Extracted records

□ □ □ □ □

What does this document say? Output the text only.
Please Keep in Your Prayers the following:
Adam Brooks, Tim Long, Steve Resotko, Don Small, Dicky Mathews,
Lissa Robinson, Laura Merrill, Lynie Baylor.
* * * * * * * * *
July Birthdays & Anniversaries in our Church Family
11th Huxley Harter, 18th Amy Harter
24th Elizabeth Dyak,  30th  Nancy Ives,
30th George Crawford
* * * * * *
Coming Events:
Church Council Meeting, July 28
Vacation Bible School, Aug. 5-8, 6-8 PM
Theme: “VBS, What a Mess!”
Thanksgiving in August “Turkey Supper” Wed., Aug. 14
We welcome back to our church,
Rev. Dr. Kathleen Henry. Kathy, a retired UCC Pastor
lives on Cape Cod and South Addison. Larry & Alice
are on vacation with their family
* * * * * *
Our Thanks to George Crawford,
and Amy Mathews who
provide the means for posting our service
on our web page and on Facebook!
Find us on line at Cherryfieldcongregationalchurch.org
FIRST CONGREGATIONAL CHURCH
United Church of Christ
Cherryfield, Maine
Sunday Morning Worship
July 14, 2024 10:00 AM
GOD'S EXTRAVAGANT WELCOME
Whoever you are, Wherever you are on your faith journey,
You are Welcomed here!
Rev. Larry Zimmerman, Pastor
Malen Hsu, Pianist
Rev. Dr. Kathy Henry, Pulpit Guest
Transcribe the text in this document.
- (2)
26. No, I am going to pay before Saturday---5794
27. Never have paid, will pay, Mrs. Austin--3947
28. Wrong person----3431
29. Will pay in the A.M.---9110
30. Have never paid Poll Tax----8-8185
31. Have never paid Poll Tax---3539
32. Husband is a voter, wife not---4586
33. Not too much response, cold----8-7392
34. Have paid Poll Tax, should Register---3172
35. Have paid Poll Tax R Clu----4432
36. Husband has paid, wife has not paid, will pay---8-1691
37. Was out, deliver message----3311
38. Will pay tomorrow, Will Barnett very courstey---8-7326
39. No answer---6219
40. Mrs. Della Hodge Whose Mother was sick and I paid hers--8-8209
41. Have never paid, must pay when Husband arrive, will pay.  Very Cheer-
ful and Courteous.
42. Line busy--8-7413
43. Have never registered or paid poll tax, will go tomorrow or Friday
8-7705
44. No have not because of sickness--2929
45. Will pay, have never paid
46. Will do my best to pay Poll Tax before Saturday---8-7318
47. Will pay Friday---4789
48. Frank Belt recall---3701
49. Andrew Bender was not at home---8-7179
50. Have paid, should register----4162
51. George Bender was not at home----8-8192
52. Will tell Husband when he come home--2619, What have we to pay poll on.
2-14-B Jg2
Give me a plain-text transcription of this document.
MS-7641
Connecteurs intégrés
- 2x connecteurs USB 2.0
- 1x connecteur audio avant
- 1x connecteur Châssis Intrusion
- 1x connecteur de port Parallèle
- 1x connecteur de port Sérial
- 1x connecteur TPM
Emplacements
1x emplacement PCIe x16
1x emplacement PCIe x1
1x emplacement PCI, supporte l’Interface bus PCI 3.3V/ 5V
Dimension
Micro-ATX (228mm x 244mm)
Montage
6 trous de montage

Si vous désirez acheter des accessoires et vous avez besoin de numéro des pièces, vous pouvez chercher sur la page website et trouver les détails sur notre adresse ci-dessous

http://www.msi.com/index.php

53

□ □ □ □ □

● **Aim**: Pull every line containing "home" out of the records.

● **Written solution**:
49. Andrew Bender was not at home---8-7179
51. George Bender was not at home----8-8192
52. Will tell Husband when he come home--2619, What have we to pay poll on.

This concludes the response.